> _The request_
Drop the pictures from the entries below, then reproduce the rest exactly.

[Stored data entries]

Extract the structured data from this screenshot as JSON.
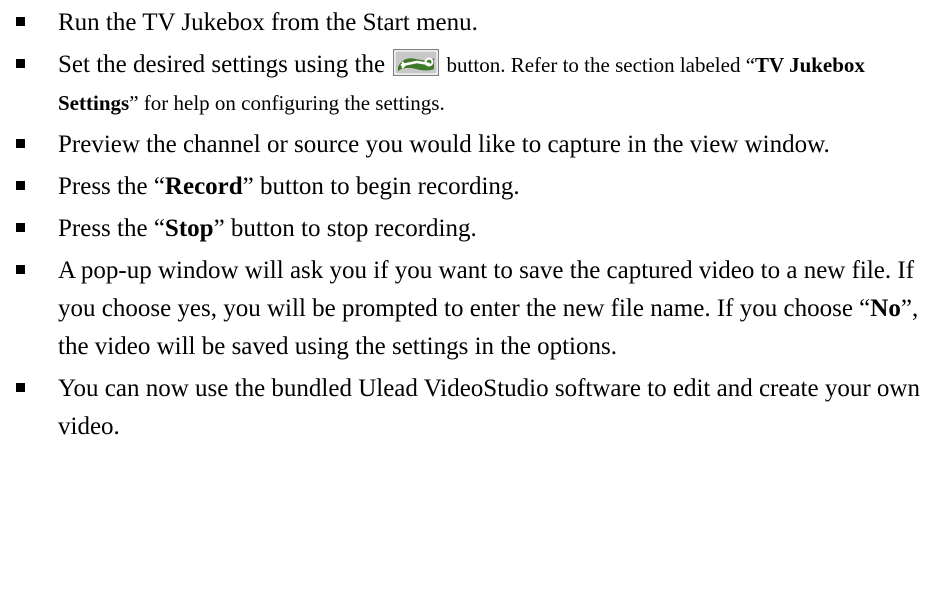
{
  "steps": [
    {
      "text": "Run the TV Jukebox from the Start menu."
    },
    {
      "before_icon": "Set the desired settings using the ",
      "icon": "settings-wrench-button-icon",
      "after_icon": " button. Refer to the section labeled “",
      "bold": "TV Jukebox Settings",
      "after_bold": "” for help on configuring the settings."
    },
    {
      "text": "Preview the channel or source you would like to capture in the view window."
    },
    {
      "before": "Press the “",
      "bold": "Record",
      "after": "” button to begin recording."
    },
    {
      "before": "Press the “",
      "bold": "Stop",
      "after": "” button to stop recording."
    },
    {
      "before": "A pop-up window will ask you if you want to save the captured video to a new file. If you choose yes, you will be prompted to enter the new file name. If you choose “",
      "bold": "No",
      "after": "”, the video will be saved using the settings in the options."
    },
    {
      "text": "You can now use the bundled Ulead VideoStudio software to edit and create your own video."
    }
  ],
  "colors": {
    "text": "#000000",
    "background": "#ffffff",
    "icon_fill": "#5a9a3a",
    "icon_frame": "#808080"
  }
}
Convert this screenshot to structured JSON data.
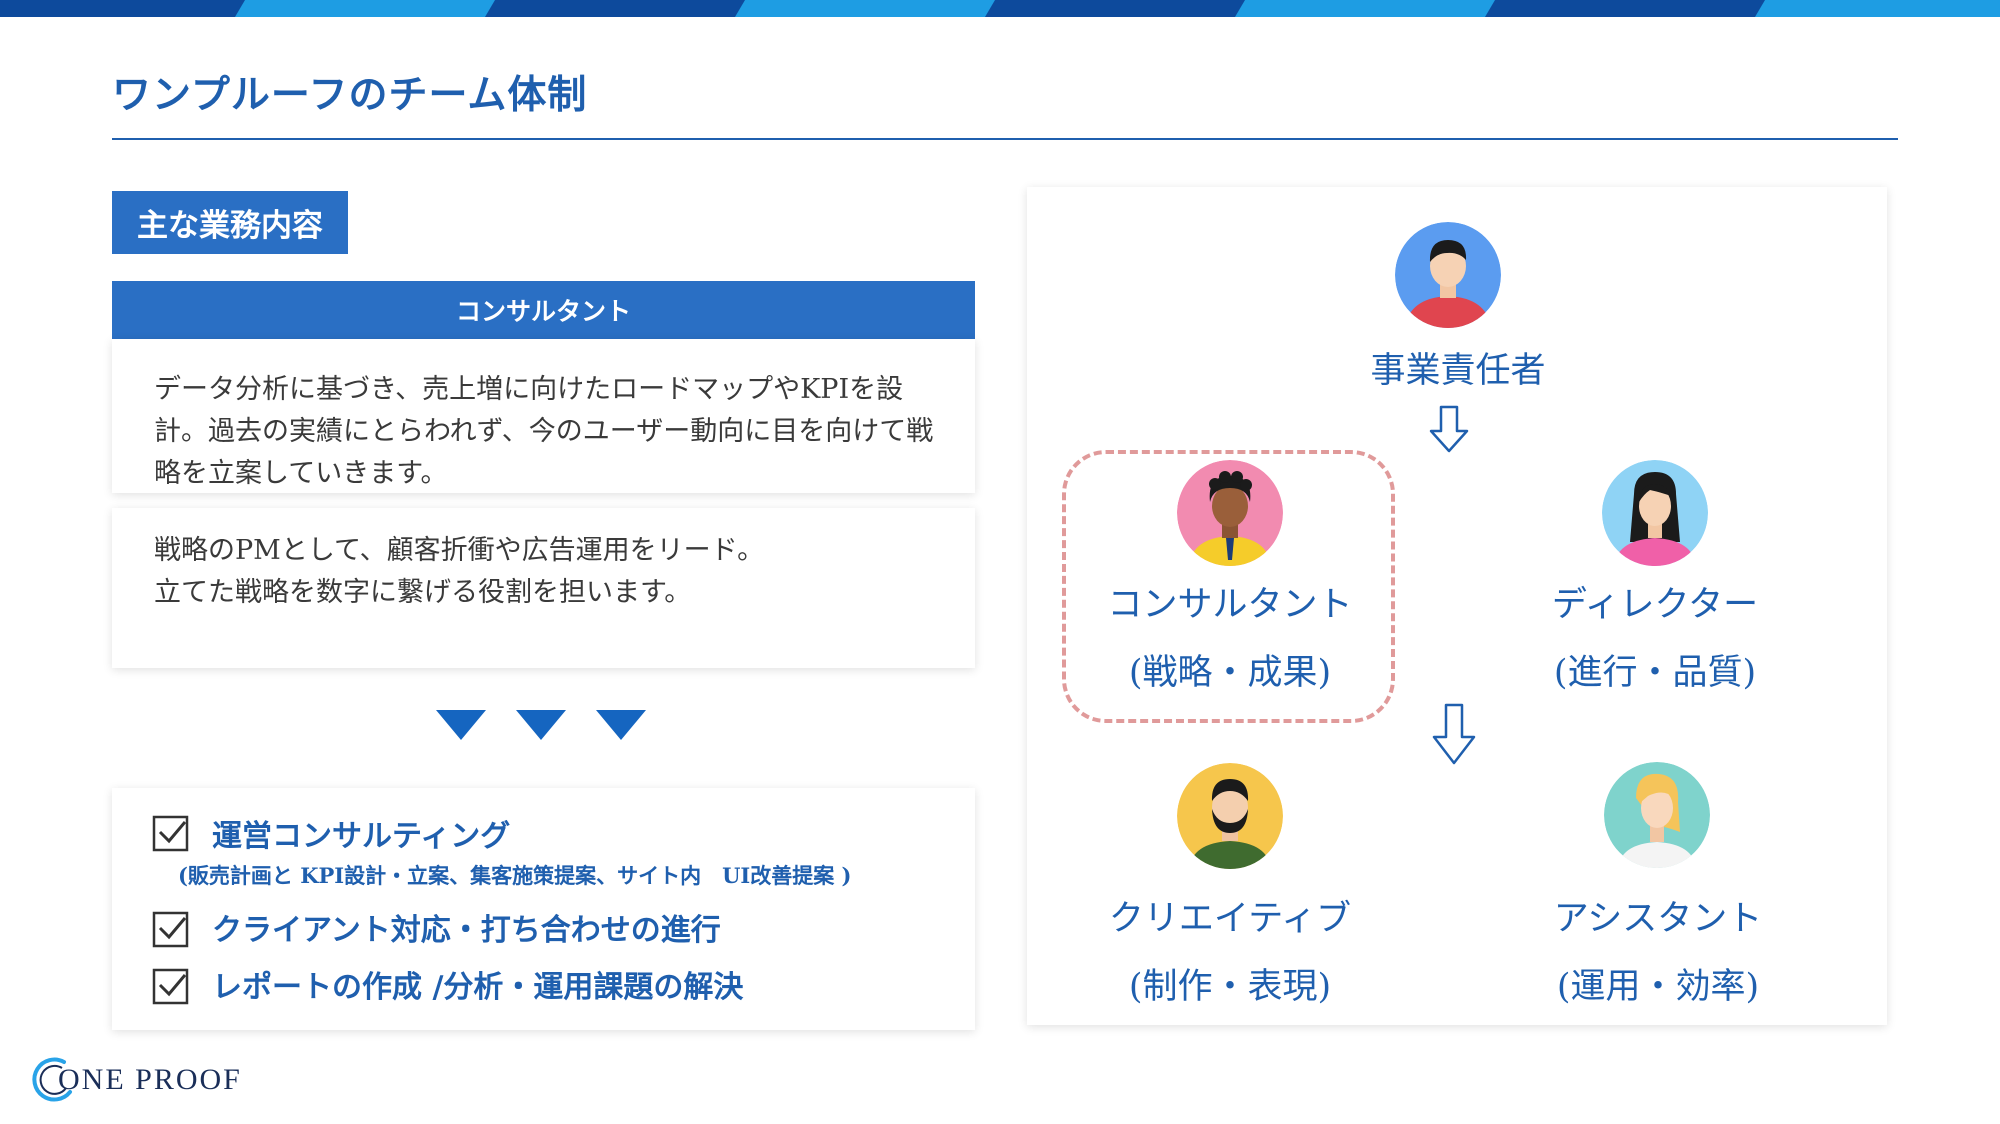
{
  "page": {
    "title": "ワンプルーフのチーム体制"
  },
  "left": {
    "section_label": "主な業務内容",
    "role_header": "コンサルタント",
    "description_1": "データ分析に基づき、売上増に向けたロードマップやKPIを設計。過去の実績にとらわれず、今のユーザー動向に目を向けて戦略を立案していきます。",
    "description_2": "戦略のPMとして、顧客折衝や広告運用をリード。\n立てた戦略を数字に繋げる役割を担います。",
    "tasks": [
      {
        "label": "運営コンサルティング",
        "sub": "(販売計画と KPI設計・立案、集客施策提案、サイト内　UI改善提案 )"
      },
      {
        "label": "クライアント対応・打ち合わせの進行"
      },
      {
        "label": "レポートの作成 /分析・運用課題の解決"
      }
    ]
  },
  "org": {
    "head": {
      "name": "事業責任者",
      "icon": "person-red-shirt-icon"
    },
    "members": [
      {
        "name": "コンサルタント",
        "sub": "(戦略・成果)",
        "icon": "person-yellow-shirt-icon",
        "highlighted": true
      },
      {
        "name": "ディレクター",
        "sub": "(進行・品質)",
        "icon": "person-woman-pink-icon"
      },
      {
        "name": "クリエイティブ",
        "sub": "(制作・表現)",
        "icon": "person-beard-green-icon"
      },
      {
        "name": "アシスタント",
        "sub": "(運用・効率)",
        "icon": "person-woman-blonde-icon"
      }
    ]
  },
  "logo": {
    "text": "ONE PROOF"
  },
  "colors": {
    "primary": "#1f5fae",
    "header_blue": "#2a6fc4",
    "highlight_dash": "#e09a9a",
    "topbar_dark": "#0d4a9c",
    "topbar_light": "#1e9de3"
  }
}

> _Output for this task_
Extract the structured data from this screenshot as JSON.
{
  "steps": [
    {
      "text": "Run the TV Jukebox from the Start menu."
    },
    {
      "before_icon": "Set the desired settings using the ",
      "icon": "settings-wrench-button-icon",
      "after_icon": " button. Refer to the section labeled “",
      "bold": "TV Jukebox Settings",
      "after_bold": "” for help on configuring the settings."
    },
    {
      "text": "Preview the channel or source you would like to capture in the view window."
    },
    {
      "before": "Press the “",
      "bold": "Record",
      "after": "” button to begin recording."
    },
    {
      "before": "Press the “",
      "bold": "Stop",
      "after": "” button to stop recording."
    },
    {
      "before": "A pop-up window will ask you if you want to save the captured video to a new file. If you choose yes, you will be prompted to enter the new file name. If you choose “",
      "bold": "No",
      "after": "”, the video will be saved using the settings in the options."
    },
    {
      "text": "You can now use the bundled Ulead VideoStudio software to edit and create your own video."
    }
  ],
  "colors": {
    "text": "#000000",
    "background": "#ffffff",
    "icon_fill": "#5a9a3a",
    "icon_frame": "#808080"
  }
}
Convert this screenshot to structured JSON data.
{
  "page": {
    "title": "ワンプルーフのチーム体制"
  },
  "left": {
    "section_label": "主な業務内容",
    "role_header": "コンサルタント",
    "description_1": "データ分析に基づき、売上増に向けたロードマップやKPIを設計。過去の実績にとらわれず、今のユーザー動向に目を向けて戦略を立案していきます。",
    "description_2": "戦略のPMとして、顧客折衝や広告運用をリード。\n立てた戦略を数字に繋げる役割を担います。",
    "tasks": [
      {
        "label": "運営コンサルティング",
        "sub": "(販売計画と KPI設計・立案、集客施策提案、サイト内　UI改善提案 )"
      },
      {
        "label": "クライアント対応・打ち合わせの進行"
      },
      {
        "label": "レポートの作成 /分析・運用課題の解決"
      }
    ]
  },
  "org": {
    "head": {
      "name": "事業責任者",
      "icon": "person-red-shirt-icon"
    },
    "members": [
      {
        "name": "コンサルタント",
        "sub": "(戦略・成果)",
        "icon": "person-yellow-shirt-icon",
        "highlighted": true
      },
      {
        "name": "ディレクター",
        "sub": "(進行・品質)",
        "icon": "person-woman-pink-icon"
      },
      {
        "name": "クリエイティブ",
        "sub": "(制作・表現)",
        "icon": "person-beard-green-icon"
      },
      {
        "name": "アシスタント",
        "sub": "(運用・効率)",
        "icon": "person-woman-blonde-icon"
      }
    ]
  },
  "logo": {
    "text": "ONE PROOF"
  },
  "colors": {
    "primary": "#1f5fae",
    "header_blue": "#2a6fc4",
    "highlight_dash": "#e09a9a",
    "topbar_dark": "#0d4a9c",
    "topbar_light": "#1e9de3"
  }
}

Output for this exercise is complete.